Problem requirements: Which lines of the material contain the string "slope", matching case exactly? Return every such line.

(Items taken from a data source)
........
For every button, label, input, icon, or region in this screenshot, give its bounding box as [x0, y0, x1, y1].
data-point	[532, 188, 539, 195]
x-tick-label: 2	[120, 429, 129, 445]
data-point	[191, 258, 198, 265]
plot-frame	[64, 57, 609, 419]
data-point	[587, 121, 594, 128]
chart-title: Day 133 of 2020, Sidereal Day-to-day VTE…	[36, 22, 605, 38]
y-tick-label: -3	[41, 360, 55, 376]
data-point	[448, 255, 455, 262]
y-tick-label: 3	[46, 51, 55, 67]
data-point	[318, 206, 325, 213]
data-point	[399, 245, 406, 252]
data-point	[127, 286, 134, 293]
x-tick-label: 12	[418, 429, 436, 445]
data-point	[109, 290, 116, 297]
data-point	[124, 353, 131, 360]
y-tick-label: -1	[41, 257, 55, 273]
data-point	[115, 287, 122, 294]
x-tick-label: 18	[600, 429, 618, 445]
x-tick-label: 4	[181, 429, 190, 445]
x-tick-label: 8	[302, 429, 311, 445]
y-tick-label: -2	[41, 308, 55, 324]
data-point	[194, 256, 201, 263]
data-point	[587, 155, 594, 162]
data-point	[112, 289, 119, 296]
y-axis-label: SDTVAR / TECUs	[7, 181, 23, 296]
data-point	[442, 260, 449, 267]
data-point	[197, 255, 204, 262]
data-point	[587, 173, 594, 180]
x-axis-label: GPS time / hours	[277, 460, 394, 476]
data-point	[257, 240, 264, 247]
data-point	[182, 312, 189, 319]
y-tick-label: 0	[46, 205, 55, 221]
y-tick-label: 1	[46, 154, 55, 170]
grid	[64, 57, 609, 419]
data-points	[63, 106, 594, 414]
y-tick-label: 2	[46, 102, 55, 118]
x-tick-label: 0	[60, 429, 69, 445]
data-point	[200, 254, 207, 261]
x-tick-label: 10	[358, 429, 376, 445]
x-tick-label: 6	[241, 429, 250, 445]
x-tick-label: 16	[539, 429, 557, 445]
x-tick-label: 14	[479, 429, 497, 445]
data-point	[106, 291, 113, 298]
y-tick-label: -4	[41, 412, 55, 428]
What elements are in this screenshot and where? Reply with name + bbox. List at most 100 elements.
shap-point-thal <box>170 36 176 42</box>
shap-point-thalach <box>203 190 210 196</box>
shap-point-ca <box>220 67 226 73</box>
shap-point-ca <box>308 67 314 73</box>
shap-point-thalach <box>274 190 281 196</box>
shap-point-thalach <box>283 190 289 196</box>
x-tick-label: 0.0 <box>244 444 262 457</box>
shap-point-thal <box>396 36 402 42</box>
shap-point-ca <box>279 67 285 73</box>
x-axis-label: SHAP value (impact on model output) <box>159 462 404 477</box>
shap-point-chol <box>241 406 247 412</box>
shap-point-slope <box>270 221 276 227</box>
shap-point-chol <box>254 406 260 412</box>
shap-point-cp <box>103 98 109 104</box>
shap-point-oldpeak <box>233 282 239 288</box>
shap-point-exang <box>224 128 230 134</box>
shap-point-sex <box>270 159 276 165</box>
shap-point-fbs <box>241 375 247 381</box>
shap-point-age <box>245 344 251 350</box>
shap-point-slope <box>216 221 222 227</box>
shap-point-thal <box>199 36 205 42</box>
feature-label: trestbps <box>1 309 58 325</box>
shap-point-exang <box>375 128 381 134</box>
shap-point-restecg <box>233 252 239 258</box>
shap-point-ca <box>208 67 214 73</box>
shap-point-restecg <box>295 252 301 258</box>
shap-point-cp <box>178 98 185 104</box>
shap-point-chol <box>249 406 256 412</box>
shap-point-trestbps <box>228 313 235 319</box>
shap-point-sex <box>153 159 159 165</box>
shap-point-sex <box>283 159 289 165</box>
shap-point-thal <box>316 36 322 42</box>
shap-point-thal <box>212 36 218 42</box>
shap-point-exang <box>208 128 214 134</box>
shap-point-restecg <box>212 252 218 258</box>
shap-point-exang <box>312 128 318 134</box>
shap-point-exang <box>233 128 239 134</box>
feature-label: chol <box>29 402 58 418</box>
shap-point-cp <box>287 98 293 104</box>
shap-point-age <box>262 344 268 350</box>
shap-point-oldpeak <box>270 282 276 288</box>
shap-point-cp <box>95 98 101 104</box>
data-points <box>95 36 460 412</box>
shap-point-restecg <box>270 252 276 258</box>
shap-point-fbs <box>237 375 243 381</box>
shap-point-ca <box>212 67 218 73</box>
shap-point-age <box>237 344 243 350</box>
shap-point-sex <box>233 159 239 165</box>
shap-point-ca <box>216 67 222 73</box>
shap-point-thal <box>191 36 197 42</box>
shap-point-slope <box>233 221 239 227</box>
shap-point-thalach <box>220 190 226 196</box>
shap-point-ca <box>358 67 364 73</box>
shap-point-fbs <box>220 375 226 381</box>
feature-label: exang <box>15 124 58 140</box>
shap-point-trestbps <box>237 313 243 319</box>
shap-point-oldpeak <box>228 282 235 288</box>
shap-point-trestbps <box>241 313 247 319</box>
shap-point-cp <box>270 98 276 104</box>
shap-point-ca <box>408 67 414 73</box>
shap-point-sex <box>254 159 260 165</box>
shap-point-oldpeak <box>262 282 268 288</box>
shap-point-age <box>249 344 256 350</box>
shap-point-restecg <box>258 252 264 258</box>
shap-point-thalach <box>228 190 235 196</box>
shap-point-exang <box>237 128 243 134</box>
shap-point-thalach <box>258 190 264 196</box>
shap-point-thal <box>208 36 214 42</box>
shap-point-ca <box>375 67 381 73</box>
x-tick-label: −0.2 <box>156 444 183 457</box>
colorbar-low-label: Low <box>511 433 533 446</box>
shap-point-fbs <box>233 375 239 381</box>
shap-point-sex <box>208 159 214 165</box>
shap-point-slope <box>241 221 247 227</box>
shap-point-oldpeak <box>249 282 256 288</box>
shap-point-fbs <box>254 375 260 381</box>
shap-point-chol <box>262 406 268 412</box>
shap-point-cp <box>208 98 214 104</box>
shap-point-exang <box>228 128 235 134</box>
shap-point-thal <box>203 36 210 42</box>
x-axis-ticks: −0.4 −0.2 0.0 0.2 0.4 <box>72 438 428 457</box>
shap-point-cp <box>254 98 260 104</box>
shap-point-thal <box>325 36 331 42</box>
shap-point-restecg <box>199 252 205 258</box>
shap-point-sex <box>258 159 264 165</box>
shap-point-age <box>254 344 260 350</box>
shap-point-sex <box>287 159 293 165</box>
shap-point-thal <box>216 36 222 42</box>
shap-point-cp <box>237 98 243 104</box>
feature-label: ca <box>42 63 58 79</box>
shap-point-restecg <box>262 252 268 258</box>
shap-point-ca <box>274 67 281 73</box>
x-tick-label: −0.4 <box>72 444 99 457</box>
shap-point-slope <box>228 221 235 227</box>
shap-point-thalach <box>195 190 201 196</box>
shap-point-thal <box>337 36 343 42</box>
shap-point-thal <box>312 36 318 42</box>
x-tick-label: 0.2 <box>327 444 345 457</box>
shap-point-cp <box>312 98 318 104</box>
........
Exercise response:
shap-point-slope <box>270 221 276 227</box>
shap-point-slope <box>216 221 222 227</box>
shap-point-slope <box>233 221 239 227</box>
shap-point-slope <box>241 221 247 227</box>
shap-point-slope <box>228 221 235 227</box>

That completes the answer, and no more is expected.